Exercise prompt:
In the listing below, locate the lines that hold the string "大阪府知事". Copy those lines.

Stored data:
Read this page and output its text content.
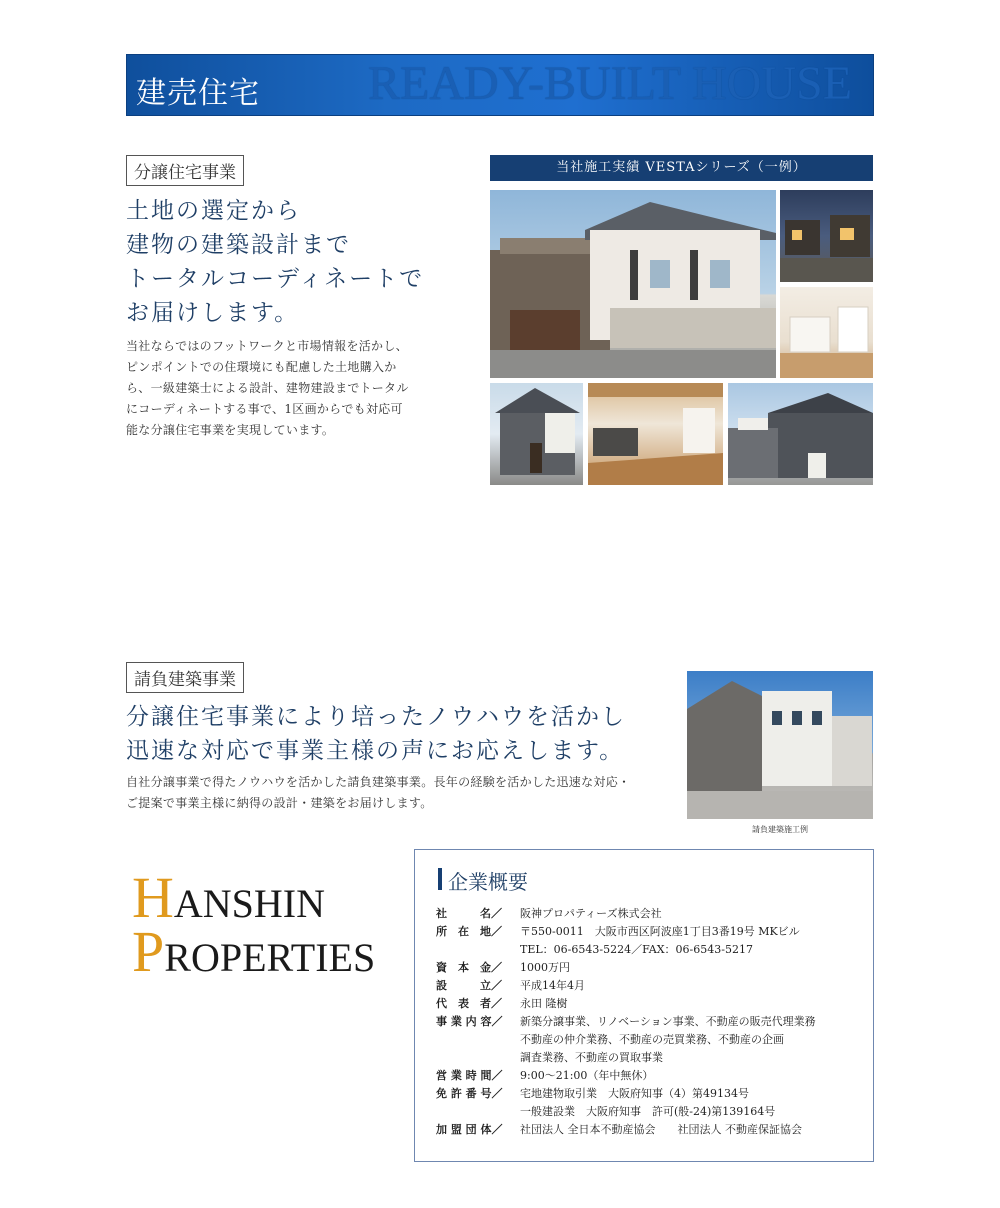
READY-BUILT HOUSE
建売住宅
分譲住宅事業
土地の選定から
建物の建築設計まで
トータルコーディネートで
お届けします。
当社ならではのフットワークと市場情報を活かし、
ピンポイントでの住環境にも配慮した土地購入か
ら、一級建築士による設計、建物建設までトータル
にコーディネートする事で、1区画からでも対応可
能な分譲住宅事業を実現しています。
当社施工実績 VESTAシリーズ（一例）
請負建築事業
分譲住宅事業により培ったノウハウを活かし
迅速な対応で事業主様の声にお応えします。
自社分譲事業で得たノウハウを活かした請負建築事業。長年の経験を活かした迅速な対応・
ご提案で事業主様に納得の設計・建築をお届けします。
請負建築施工例
HANSHIN
PROPERTIES
企業概要
社　　　名／ 阪神プロパティーズ株式会社
所　在　地／ 〒550-0011　大阪市西区阿波座1丁目3番19号 MKビル
TEL：06-6543-5224／FAX：06-6543-5217
資　本　金／ 1000万円
設　　　立／ 平成14年4月
代　表　者／ 永田 隆樹
事 業 内 容／ 新築分譲事業、リノベーション事業、不動産の販売代理業務
不動産の仲介業務、不動産の売買業務、不動産の企画
調査業務、不動産の買取事業
営 業 時 間／ 9:00～21:00（年中無休）
免 許 番 号／ 宅地建物取引業　大阪府知事（4）第49134号
一般建設業　大阪府知事　許可(般-24)第139164号
加 盟 団 体／ 社団法人 全日本不動産協会　　社団法人 不動産保証協会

Answer to the exercise:
免 許 番 号／ 宅地建物取引業　大阪府知事（4）第49134号
一般建設業　大阪府知事　許可(般-24)第139164号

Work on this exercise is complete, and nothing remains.